* **What is required**
Output every entry exactly as written, skipping any pictures.

***** Material provided *****

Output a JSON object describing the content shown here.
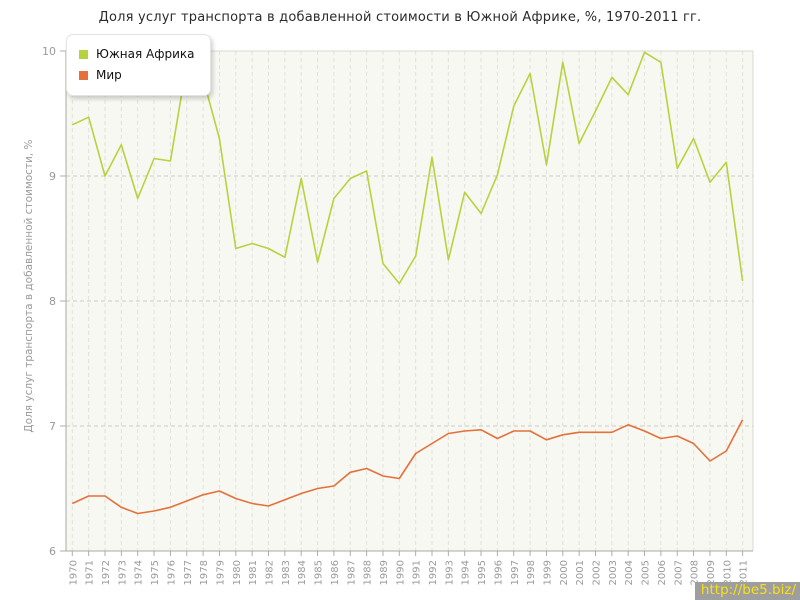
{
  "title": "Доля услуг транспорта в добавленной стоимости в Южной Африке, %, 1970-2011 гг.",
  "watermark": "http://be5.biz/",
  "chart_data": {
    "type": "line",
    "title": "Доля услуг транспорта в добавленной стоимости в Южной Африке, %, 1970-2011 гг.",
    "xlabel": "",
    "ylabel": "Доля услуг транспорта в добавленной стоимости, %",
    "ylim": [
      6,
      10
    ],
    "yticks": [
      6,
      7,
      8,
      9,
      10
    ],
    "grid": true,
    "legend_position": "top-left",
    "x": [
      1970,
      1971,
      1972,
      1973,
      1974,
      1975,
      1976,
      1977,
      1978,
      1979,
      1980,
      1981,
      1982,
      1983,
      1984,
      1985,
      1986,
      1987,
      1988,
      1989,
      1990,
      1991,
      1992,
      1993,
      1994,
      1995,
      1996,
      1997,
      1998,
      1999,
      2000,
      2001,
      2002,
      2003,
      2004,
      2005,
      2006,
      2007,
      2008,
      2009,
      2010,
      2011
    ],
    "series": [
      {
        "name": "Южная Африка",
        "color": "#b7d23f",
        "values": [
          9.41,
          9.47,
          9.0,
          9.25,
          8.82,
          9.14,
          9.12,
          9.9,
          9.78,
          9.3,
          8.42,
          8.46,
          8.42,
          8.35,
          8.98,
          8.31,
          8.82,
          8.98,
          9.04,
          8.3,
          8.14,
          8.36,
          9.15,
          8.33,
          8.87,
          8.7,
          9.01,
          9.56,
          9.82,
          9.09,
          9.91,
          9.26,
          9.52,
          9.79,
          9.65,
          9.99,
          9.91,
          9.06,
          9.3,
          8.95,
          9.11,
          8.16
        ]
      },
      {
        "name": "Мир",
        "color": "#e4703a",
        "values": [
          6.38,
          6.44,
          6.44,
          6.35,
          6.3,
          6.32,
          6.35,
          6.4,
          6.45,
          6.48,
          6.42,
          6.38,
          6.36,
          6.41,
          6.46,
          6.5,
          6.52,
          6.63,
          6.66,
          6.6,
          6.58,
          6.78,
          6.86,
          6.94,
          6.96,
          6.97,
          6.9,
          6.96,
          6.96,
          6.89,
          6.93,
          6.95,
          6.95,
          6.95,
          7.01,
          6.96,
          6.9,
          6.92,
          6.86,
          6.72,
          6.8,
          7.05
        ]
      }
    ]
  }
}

*****

* **Finished answer**
Output a JSON object describing the content shown here.
{
  "title": "Доля услуг транспорта в добавленной стоимости в Южной Африке, %, 1970-2011 гг.",
  "watermark": "http://be5.biz/",
  "chart_data": {
    "type": "line",
    "title": "Доля услуг транспорта в добавленной стоимости в Южной Африке, %, 1970-2011 гг.",
    "xlabel": "",
    "ylabel": "Доля услуг транспорта в добавленной стоимости, %",
    "ylim": [
      6,
      10
    ],
    "yticks": [
      6,
      7,
      8,
      9,
      10
    ],
    "grid": true,
    "legend_position": "top-left",
    "x": [
      1970,
      1971,
      1972,
      1973,
      1974,
      1975,
      1976,
      1977,
      1978,
      1979,
      1980,
      1981,
      1982,
      1983,
      1984,
      1985,
      1986,
      1987,
      1988,
      1989,
      1990,
      1991,
      1992,
      1993,
      1994,
      1995,
      1996,
      1997,
      1998,
      1999,
      2000,
      2001,
      2002,
      2003,
      2004,
      2005,
      2006,
      2007,
      2008,
      2009,
      2010,
      2011
    ],
    "series": [
      {
        "name": "Южная Африка",
        "color": "#b7d23f",
        "values": [
          9.41,
          9.47,
          9.0,
          9.25,
          8.82,
          9.14,
          9.12,
          9.9,
          9.78,
          9.3,
          8.42,
          8.46,
          8.42,
          8.35,
          8.98,
          8.31,
          8.82,
          8.98,
          9.04,
          8.3,
          8.14,
          8.36,
          9.15,
          8.33,
          8.87,
          8.7,
          9.01,
          9.56,
          9.82,
          9.09,
          9.91,
          9.26,
          9.52,
          9.79,
          9.65,
          9.99,
          9.91,
          9.06,
          9.3,
          8.95,
          9.11,
          8.16
        ]
      },
      {
        "name": "Мир",
        "color": "#e4703a",
        "values": [
          6.38,
          6.44,
          6.44,
          6.35,
          6.3,
          6.32,
          6.35,
          6.4,
          6.45,
          6.48,
          6.42,
          6.38,
          6.36,
          6.41,
          6.46,
          6.5,
          6.52,
          6.63,
          6.66,
          6.6,
          6.58,
          6.78,
          6.86,
          6.94,
          6.96,
          6.97,
          6.9,
          6.96,
          6.96,
          6.89,
          6.93,
          6.95,
          6.95,
          6.95,
          7.01,
          6.96,
          6.9,
          6.92,
          6.86,
          6.72,
          6.8,
          7.05
        ]
      }
    ]
  }
}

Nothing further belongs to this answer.